:: INSTRUCTIONS TO FOLLOW ::
Skip the pictures and quote all of the lines exactly.

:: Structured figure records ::
>>>>

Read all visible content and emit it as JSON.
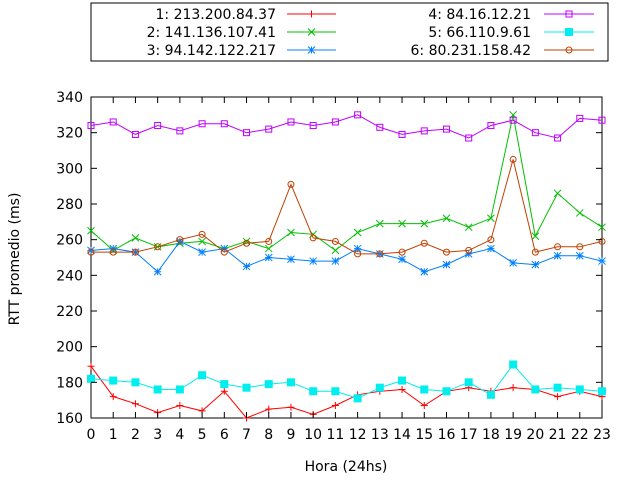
{
  "chart_data": {
    "type": "line",
    "title": "",
    "xlabel": "Hora (24hs)",
    "ylabel": "RTT promedio (ms)",
    "xlim": [
      0,
      23
    ],
    "ylim": [
      160,
      340
    ],
    "x": [
      0,
      1,
      2,
      3,
      4,
      5,
      6,
      7,
      8,
      9,
      10,
      11,
      12,
      13,
      14,
      15,
      16,
      17,
      18,
      19,
      20,
      21,
      22,
      23
    ],
    "x_ticks": [
      "0",
      "1",
      "2",
      "3",
      "4",
      "5",
      "6",
      "7",
      "8",
      "9",
      "10",
      "11",
      "12",
      "13",
      "14",
      "15",
      "16",
      "17",
      "18",
      "19",
      "20",
      "21",
      "22",
      "23"
    ],
    "y_ticks": [
      "160",
      "180",
      "200",
      "220",
      "240",
      "260",
      "280",
      "300",
      "320",
      "340"
    ],
    "grid": false,
    "legend_position": "top",
    "series": [
      {
        "name": "1: 213.200.84.37",
        "color": "#ff0000",
        "marker": "plus",
        "values": [
          189,
          172,
          168,
          163,
          167,
          164,
          175,
          160,
          165,
          166,
          162,
          167,
          173,
          175,
          176,
          167,
          175,
          177,
          175,
          177,
          176,
          172,
          175,
          172
        ]
      },
      {
        "name": "2: 141.136.107.41",
        "color": "#00c000",
        "marker": "x",
        "values": [
          265,
          254,
          261,
          256,
          258,
          259,
          255,
          259,
          255,
          264,
          263,
          254,
          264,
          269,
          269,
          269,
          272,
          267,
          272,
          330,
          262,
          286,
          275,
          267
        ]
      },
      {
        "name": "3: 94.142.122.217",
        "color": "#0080ff",
        "marker": "star",
        "values": [
          254,
          255,
          253,
          242,
          259,
          253,
          255,
          245,
          250,
          249,
          248,
          248,
          255,
          252,
          249,
          242,
          246,
          252,
          255,
          247,
          246,
          251,
          251,
          248
        ]
      },
      {
        "name": "4: 84.16.12.21",
        "color": "#c000ff",
        "marker": "box",
        "values": [
          324,
          326,
          319,
          324,
          321,
          325,
          325,
          320,
          322,
          326,
          324,
          326,
          330,
          323,
          319,
          321,
          322,
          317,
          324,
          327,
          320,
          317,
          328,
          327
        ]
      },
      {
        "name": "5: 66.110.9.61",
        "color": "#00eeee",
        "marker": "filledbox",
        "values": [
          182,
          181,
          180,
          176,
          176,
          184,
          179,
          177,
          179,
          180,
          175,
          175,
          171,
          177,
          181,
          176,
          175,
          180,
          173,
          190,
          176,
          177,
          176,
          175
        ]
      },
      {
        "name": "6: 80.231.158.42",
        "color": "#c04000",
        "marker": "circle",
        "values": [
          253,
          253,
          253,
          256,
          260,
          263,
          253,
          258,
          259,
          291,
          261,
          259,
          252,
          252,
          253,
          258,
          253,
          254,
          260,
          305,
          253,
          256,
          256,
          259
        ]
      }
    ]
  }
}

<<<<

:: IN RESPONSE ::
Read all visible content and emit it as JSON.
{
  "chart_data": {
    "type": "line",
    "title": "",
    "xlabel": "Hora (24hs)",
    "ylabel": "RTT promedio (ms)",
    "xlim": [
      0,
      23
    ],
    "ylim": [
      160,
      340
    ],
    "x": [
      0,
      1,
      2,
      3,
      4,
      5,
      6,
      7,
      8,
      9,
      10,
      11,
      12,
      13,
      14,
      15,
      16,
      17,
      18,
      19,
      20,
      21,
      22,
      23
    ],
    "x_ticks": [
      "0",
      "1",
      "2",
      "3",
      "4",
      "5",
      "6",
      "7",
      "8",
      "9",
      "10",
      "11",
      "12",
      "13",
      "14",
      "15",
      "16",
      "17",
      "18",
      "19",
      "20",
      "21",
      "22",
      "23"
    ],
    "y_ticks": [
      "160",
      "180",
      "200",
      "220",
      "240",
      "260",
      "280",
      "300",
      "320",
      "340"
    ],
    "grid": false,
    "legend_position": "top",
    "series": [
      {
        "name": "1: 213.200.84.37",
        "color": "#ff0000",
        "marker": "plus",
        "values": [
          189,
          172,
          168,
          163,
          167,
          164,
          175,
          160,
          165,
          166,
          162,
          167,
          173,
          175,
          176,
          167,
          175,
          177,
          175,
          177,
          176,
          172,
          175,
          172
        ]
      },
      {
        "name": "2: 141.136.107.41",
        "color": "#00c000",
        "marker": "x",
        "values": [
          265,
          254,
          261,
          256,
          258,
          259,
          255,
          259,
          255,
          264,
          263,
          254,
          264,
          269,
          269,
          269,
          272,
          267,
          272,
          330,
          262,
          286,
          275,
          267
        ]
      },
      {
        "name": "3: 94.142.122.217",
        "color": "#0080ff",
        "marker": "star",
        "values": [
          254,
          255,
          253,
          242,
          259,
          253,
          255,
          245,
          250,
          249,
          248,
          248,
          255,
          252,
          249,
          242,
          246,
          252,
          255,
          247,
          246,
          251,
          251,
          248
        ]
      },
      {
        "name": "4: 84.16.12.21",
        "color": "#c000ff",
        "marker": "box",
        "values": [
          324,
          326,
          319,
          324,
          321,
          325,
          325,
          320,
          322,
          326,
          324,
          326,
          330,
          323,
          319,
          321,
          322,
          317,
          324,
          327,
          320,
          317,
          328,
          327
        ]
      },
      {
        "name": "5: 66.110.9.61",
        "color": "#00eeee",
        "marker": "filledbox",
        "values": [
          182,
          181,
          180,
          176,
          176,
          184,
          179,
          177,
          179,
          180,
          175,
          175,
          171,
          177,
          181,
          176,
          175,
          180,
          173,
          190,
          176,
          177,
          176,
          175
        ]
      },
      {
        "name": "6: 80.231.158.42",
        "color": "#c04000",
        "marker": "circle",
        "values": [
          253,
          253,
          253,
          256,
          260,
          263,
          253,
          258,
          259,
          291,
          261,
          259,
          252,
          252,
          253,
          258,
          253,
          254,
          260,
          305,
          253,
          256,
          256,
          259
        ]
      }
    ]
  }
}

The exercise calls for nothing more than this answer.